* _Written exercise_
Output the material word for word. Leave each picture out.
# start of Dataset entries
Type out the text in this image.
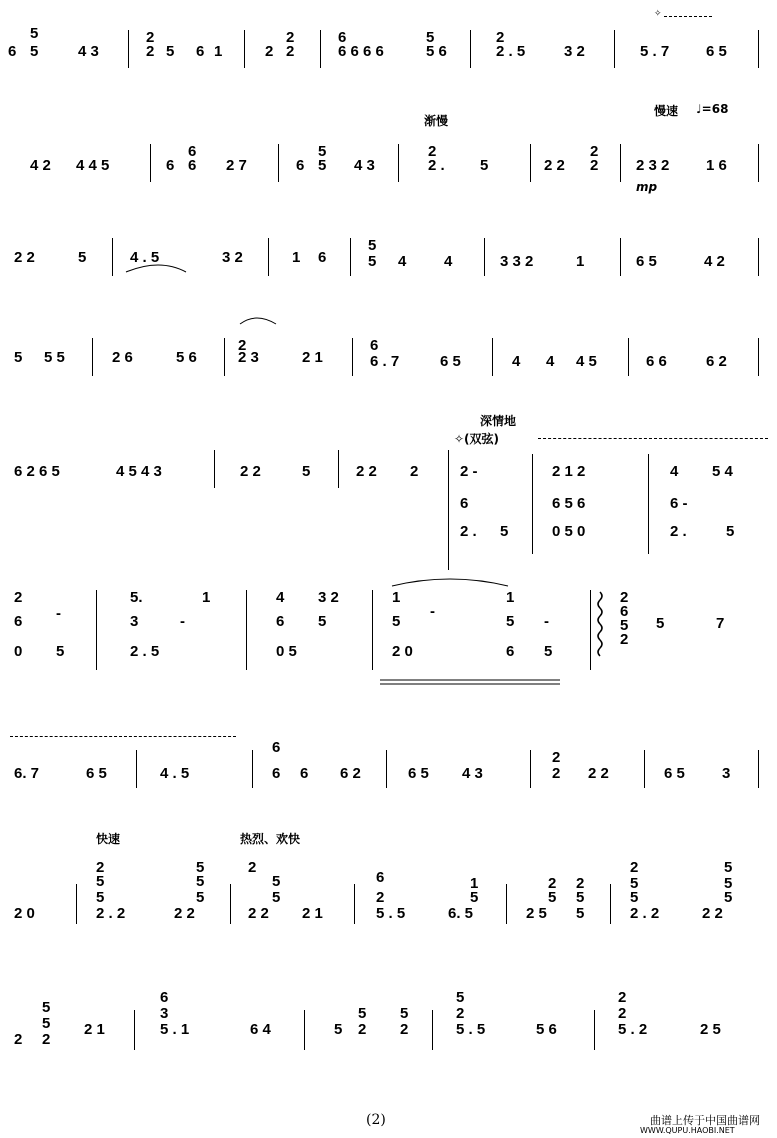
6
5
5	4 3
2
2 5 6 1	2
2
2
6
6 6 6 6
5
5 6
2
2 . 5	3 2
✧
5 . 7 6 5
渐慢
慢速 ♩=68
4 2 4 4 5	6
6
6 2 7	6
5
5 4 3
2
2 . 5	2 2
2
2	2 3 2 1 6
mp
2 2	5	4 . 5	3 2	1 6
5
5 4	4	3 3 2	1	6 5	4 2
5 5 5	2 6	5 6
2
2 3	2 1
6
6 . 7	6 5	4 4 4 5	6 6	6 2
深情地
✧(双弦)
6 2 6 5	4 5 4 3	2 2	5	2 2 2	2 -
6
2 . 5
2 1 2
6 5 6
0 5 0
4 5 4
6 -
2 .	5
2
6 -
0 5
5.
3	-
1
2 . 5
4
6
3 2
5
0 5
1
-
1
5	5 -
2 0	6 5
2
6
5
2
5	7
6. 7	6 5	4 . 5
6
6 6 6 2	6 5 4 3
2
2 2 2	6 5 3
快速	热烈、欢快
2 0
2
5
5
2 . 2
5
5
5
2 2
2
5
5
2 2 2 1
6
2
5 . 5
1
5
6. 5
2
5
2 5
2
5
5
2
5
5
2 . 2
5
5
5
2 2
5
5
2 2
2 1
6
3
5 . 1	6 4	5
5
2
5
2
5
2
5 . 5	5 6
2
2
5 . 2	2 5
(2)	曲谱上传于中国曲谱网
WWW.QUPU.HAOBI.NET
# end of Dataset entries
* _Reply to the exercise_
Type out the text in this image.
6
5
5	4 3
2
2 5 6 1	2
2
2
6
6 6 6 6
5
5 6
2
2 . 5	3 2
✧
5 . 7 6 5
渐慢
慢速 ♩=68
4 2 4 4 5	6
6
6 2 7	6
5
5 4 3
2
2 . 5	2 2
2
2	2 3 2 1 6
mp
2 2	5	4 . 5	3 2	1 6
5
5 4	4	3 3 2	1	6 5	4 2
5 5 5	2 6	5 6
2
2 3	2 1
6
6 . 7	6 5	4 4 4 5	6 6	6 2
深情地
✧(双弦)
6 2 6 5	4 5 4 3	2 2	5	2 2 2	2 -
6
2 . 5
2 1 2
6 5 6
0 5 0
4 5 4
6 -
2 .	5
2
6 -
0 5
5.
3	-
1
2 . 5
4
6
3 2
5
0 5
1
-
1
5	5 -
2 0	6 5
2
6
5
2
5	7
6. 7	6 5	4 . 5
6
6 6 6 2	6 5 4 3
2
2 2 2	6 5 3
快速	热烈、欢快
2 0
2
5
5
2 . 2
5
5
5
2 2
2
5
5
2 2 2 1
6
2
5 . 5
1
5
6. 5
2
5
2 5
2
5
5
2
5
5
2 . 2
5
5
5
2 2
5
5
2 2
2 1
6
3
5 . 1	6 4	5
5
2
5
2
5
2
5 . 5	5 6
2
2
5 . 2	2 5
(2)	曲谱上传于中国曲谱网
WWW.QUPU.HAOBI.NET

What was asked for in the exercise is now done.